:: Exercise ::
Drop every picture, then transcribe the remaining data exactly.

:: Records shown ::

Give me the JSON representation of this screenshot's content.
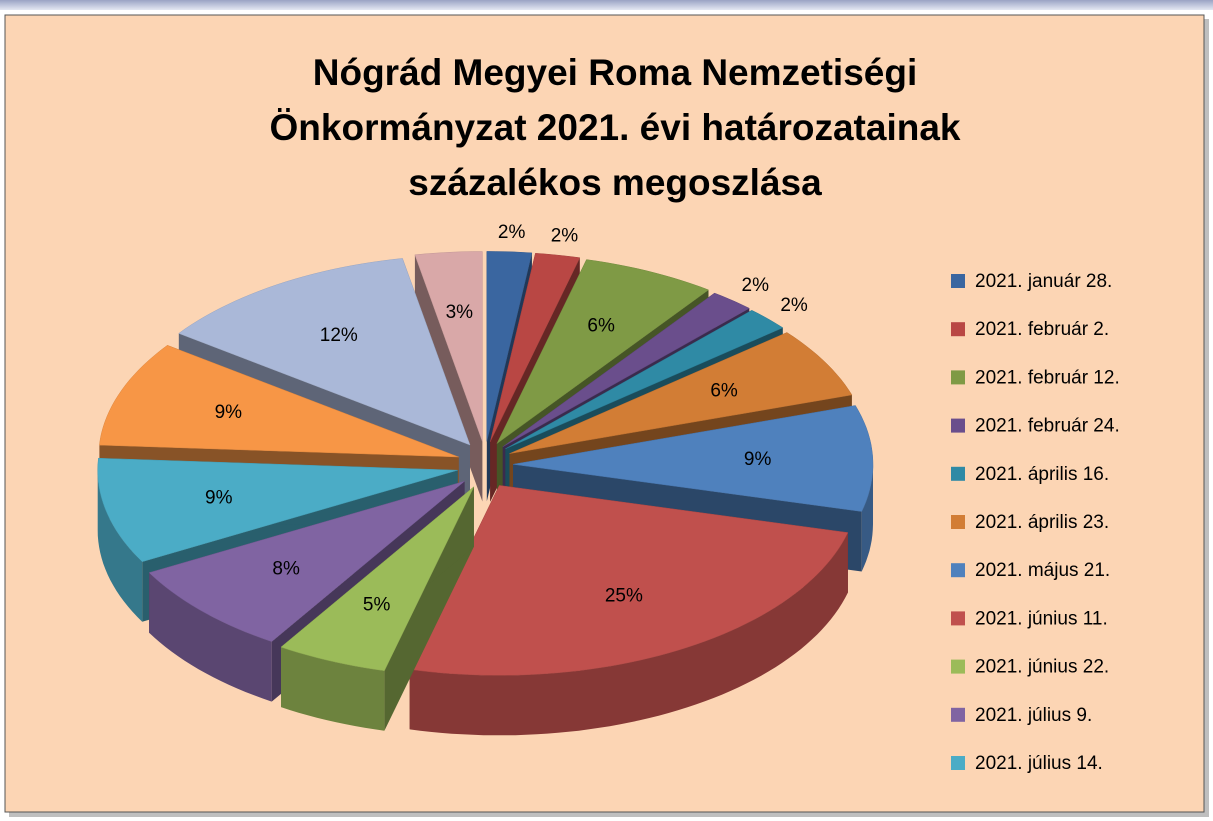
{
  "chart_data": {
    "type": "pie3d",
    "title": "Nógrád Megyei Roma Nemzetiségi\nÖnkormányzat 2021. évi határozatainak\nszázalékos megoszlása",
    "categories": [
      "2021. január 28.",
      "2021. február 2.",
      "2021. február 12.",
      "2021. február 24.",
      "2021. április 16.",
      "2021. április 23.",
      "2021. május 21.",
      "2021. június 11.",
      "2021. június 22.",
      "2021. július 9.",
      "2021. július 14.",
      null,
      null,
      null
    ],
    "values": [
      2,
      2,
      6,
      2,
      2,
      6,
      9,
      25,
      5,
      8,
      9,
      9,
      12,
      3
    ],
    "value_labels": [
      "2%",
      "2%",
      "6%",
      "2%",
      "2%",
      "6%",
      "9%",
      "25%",
      "5%",
      "8%",
      "9%",
      "9%",
      "12%",
      "3%"
    ],
    "colors": [
      "#3a66a0",
      "#b94744",
      "#7f9a45",
      "#6a4e8c",
      "#2f8aa5",
      "#d27d35",
      "#4f81bd",
      "#c0504d",
      "#9bbb59",
      "#8064a2",
      "#4bacc6",
      "#f79646",
      "#aab8d8",
      "#d9a8a8"
    ],
    "legend": "right"
  }
}
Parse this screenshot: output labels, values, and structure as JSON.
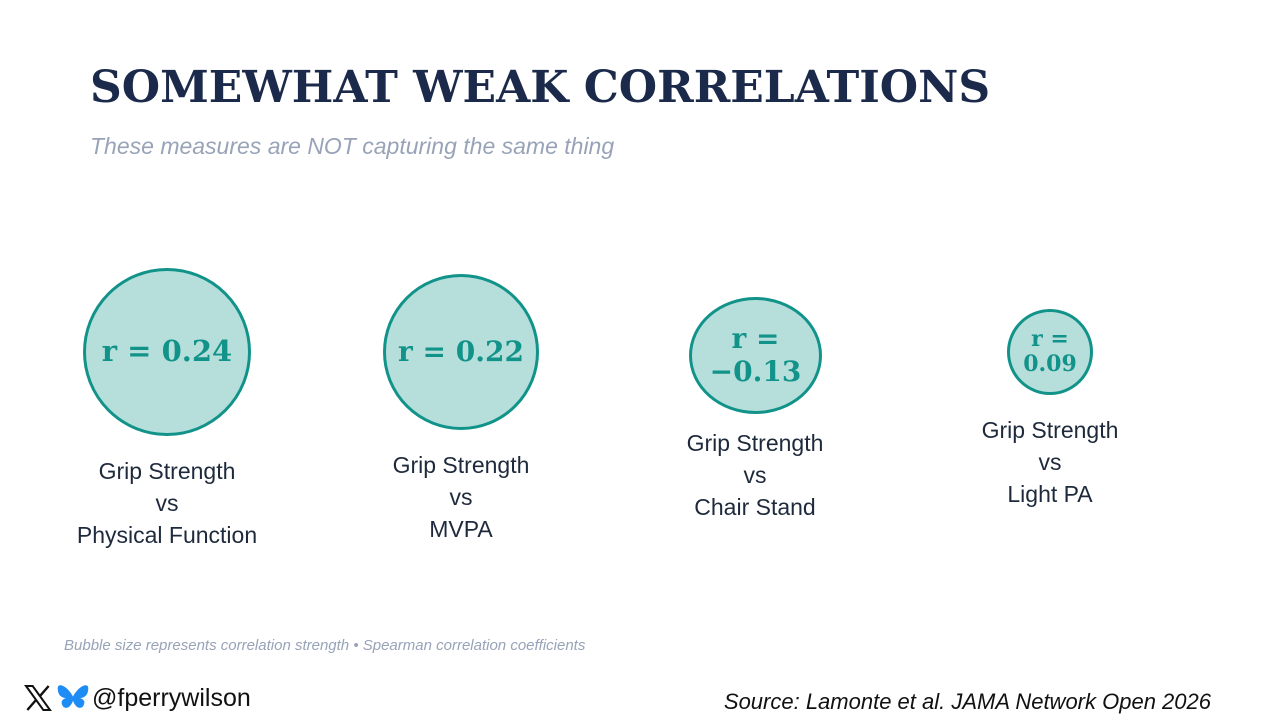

:: Exercise response ::
Give me the JSON representation of this screenshot's content.
{
  "chart_data": {
    "type": "pie3d",
    "title": "Nógrád Megyei Roma Nemzetiségi\nÖnkormányzat 2021. évi határozatainak\nszázalékos megoszlása",
    "categories": [
      "2021. január 28.",
      "2021. február 2.",
      "2021. február 12.",
      "2021. február 24.",
      "2021. április 16.",
      "2021. április 23.",
      "2021. május 21.",
      "2021. június 11.",
      "2021. június 22.",
      "2021. július 9.",
      "2021. július 14.",
      null,
      null,
      null
    ],
    "values": [
      2,
      2,
      6,
      2,
      2,
      6,
      9,
      25,
      5,
      8,
      9,
      9,
      12,
      3
    ],
    "value_labels": [
      "2%",
      "2%",
      "6%",
      "2%",
      "2%",
      "6%",
      "9%",
      "25%",
      "5%",
      "8%",
      "9%",
      "9%",
      "12%",
      "3%"
    ],
    "colors": [
      "#3a66a0",
      "#b94744",
      "#7f9a45",
      "#6a4e8c",
      "#2f8aa5",
      "#d27d35",
      "#4f81bd",
      "#c0504d",
      "#9bbb59",
      "#8064a2",
      "#4bacc6",
      "#f79646",
      "#aab8d8",
      "#d9a8a8"
    ],
    "legend": "right"
  }
}
Parse this screenshot: output labels, values, and structure as JSON.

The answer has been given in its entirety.